What you will do>
Go through the entries below and collect each line with the string "type" in it.

(Figure record listings)
╭──

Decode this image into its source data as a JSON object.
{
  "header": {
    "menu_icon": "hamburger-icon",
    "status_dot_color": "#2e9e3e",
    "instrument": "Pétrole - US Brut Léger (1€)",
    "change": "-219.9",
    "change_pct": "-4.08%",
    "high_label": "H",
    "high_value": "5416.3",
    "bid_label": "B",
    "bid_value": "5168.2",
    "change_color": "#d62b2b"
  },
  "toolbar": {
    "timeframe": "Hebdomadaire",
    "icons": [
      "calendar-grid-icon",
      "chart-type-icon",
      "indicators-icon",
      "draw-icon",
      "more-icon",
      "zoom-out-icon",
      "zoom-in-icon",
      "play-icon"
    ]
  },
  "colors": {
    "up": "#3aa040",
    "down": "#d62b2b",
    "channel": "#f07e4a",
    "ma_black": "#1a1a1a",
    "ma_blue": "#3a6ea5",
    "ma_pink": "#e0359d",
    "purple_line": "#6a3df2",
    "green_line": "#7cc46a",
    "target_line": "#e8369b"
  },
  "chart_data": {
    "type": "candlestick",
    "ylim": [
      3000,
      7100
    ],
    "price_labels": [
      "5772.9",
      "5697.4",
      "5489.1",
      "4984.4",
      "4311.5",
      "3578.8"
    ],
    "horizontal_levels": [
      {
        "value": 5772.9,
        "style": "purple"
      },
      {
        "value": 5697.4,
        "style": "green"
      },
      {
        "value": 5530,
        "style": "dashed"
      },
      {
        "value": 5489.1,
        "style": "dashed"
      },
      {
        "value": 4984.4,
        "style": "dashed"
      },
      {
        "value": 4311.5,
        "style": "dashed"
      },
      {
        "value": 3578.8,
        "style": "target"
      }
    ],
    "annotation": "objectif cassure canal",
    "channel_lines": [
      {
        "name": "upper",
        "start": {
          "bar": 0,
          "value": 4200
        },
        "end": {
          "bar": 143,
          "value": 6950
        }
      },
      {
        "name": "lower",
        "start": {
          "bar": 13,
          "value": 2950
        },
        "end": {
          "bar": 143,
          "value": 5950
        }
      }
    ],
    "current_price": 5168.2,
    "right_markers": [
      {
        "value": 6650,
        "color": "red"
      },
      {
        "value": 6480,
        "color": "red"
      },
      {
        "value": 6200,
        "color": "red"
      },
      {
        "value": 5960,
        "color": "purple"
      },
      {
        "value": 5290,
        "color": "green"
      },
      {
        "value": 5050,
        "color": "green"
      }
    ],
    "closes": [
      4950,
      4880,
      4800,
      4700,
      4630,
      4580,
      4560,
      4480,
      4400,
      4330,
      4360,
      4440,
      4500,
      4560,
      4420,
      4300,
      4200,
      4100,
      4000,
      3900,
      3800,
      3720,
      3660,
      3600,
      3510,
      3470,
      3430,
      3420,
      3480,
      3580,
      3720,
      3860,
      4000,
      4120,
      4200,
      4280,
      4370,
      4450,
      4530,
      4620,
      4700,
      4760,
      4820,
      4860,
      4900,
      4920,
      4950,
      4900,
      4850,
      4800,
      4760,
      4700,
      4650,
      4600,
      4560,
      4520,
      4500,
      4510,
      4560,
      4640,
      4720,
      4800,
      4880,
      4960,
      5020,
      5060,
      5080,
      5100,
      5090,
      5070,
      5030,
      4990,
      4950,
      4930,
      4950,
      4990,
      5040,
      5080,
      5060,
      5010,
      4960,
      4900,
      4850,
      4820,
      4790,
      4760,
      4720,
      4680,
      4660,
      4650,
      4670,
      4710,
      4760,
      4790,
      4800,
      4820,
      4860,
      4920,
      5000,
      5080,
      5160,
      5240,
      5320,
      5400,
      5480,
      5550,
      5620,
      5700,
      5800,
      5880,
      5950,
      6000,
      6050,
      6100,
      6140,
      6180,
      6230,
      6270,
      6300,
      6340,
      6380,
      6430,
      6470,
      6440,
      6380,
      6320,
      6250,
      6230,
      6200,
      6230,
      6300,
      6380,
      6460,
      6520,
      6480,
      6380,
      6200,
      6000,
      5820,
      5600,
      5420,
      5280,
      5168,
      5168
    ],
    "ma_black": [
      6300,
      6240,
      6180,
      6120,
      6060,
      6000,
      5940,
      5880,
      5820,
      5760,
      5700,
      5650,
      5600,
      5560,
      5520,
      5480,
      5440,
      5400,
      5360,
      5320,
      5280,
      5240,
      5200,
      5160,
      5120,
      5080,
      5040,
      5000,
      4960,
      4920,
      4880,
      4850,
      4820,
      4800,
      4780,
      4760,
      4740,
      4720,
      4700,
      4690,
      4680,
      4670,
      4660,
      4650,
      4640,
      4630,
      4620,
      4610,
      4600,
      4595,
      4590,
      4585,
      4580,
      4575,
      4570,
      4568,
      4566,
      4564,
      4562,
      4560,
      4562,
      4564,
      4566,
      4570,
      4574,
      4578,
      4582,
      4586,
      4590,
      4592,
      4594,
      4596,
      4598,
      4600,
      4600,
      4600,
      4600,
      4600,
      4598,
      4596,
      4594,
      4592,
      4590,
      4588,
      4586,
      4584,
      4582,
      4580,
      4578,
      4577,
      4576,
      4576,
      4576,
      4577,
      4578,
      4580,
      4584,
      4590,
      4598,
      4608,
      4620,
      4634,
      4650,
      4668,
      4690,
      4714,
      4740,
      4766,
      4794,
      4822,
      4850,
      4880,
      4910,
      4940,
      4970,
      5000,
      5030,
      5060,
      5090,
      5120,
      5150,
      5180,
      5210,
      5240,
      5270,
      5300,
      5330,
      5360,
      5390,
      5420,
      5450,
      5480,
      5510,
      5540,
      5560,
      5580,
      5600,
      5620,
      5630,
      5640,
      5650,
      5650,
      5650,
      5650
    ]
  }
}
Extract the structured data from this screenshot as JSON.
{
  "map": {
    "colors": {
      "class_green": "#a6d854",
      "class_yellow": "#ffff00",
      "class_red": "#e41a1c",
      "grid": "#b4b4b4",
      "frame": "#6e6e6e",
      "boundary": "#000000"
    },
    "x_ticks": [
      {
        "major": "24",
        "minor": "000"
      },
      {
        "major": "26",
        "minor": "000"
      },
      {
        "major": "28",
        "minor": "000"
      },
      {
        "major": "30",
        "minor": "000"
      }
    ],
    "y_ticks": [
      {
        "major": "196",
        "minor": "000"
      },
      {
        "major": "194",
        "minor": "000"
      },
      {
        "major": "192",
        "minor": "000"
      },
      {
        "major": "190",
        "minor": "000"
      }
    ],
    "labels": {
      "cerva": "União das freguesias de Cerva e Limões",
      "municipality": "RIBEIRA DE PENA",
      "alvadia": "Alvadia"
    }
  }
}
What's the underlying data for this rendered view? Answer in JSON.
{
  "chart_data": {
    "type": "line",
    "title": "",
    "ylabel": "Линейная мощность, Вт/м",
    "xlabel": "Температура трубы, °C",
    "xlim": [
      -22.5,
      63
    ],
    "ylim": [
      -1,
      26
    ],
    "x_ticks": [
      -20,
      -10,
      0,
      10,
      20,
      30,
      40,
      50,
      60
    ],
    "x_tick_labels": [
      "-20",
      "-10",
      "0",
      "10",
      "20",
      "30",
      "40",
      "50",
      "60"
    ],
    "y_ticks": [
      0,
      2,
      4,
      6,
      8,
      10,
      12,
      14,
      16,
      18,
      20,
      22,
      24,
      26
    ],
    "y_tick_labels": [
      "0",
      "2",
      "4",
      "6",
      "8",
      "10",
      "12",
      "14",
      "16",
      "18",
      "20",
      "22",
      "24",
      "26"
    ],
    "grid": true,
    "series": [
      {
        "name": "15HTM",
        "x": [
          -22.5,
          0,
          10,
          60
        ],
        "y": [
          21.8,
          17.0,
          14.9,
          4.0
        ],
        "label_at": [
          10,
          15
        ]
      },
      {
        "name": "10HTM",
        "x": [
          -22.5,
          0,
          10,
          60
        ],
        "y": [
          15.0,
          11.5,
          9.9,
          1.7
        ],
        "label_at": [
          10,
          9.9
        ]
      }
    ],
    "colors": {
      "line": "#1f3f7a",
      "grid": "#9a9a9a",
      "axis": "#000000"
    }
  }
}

╰──

Answer for this exercise>
      "chart-type-icon",
    "type": "candlestick",
    "type": "line",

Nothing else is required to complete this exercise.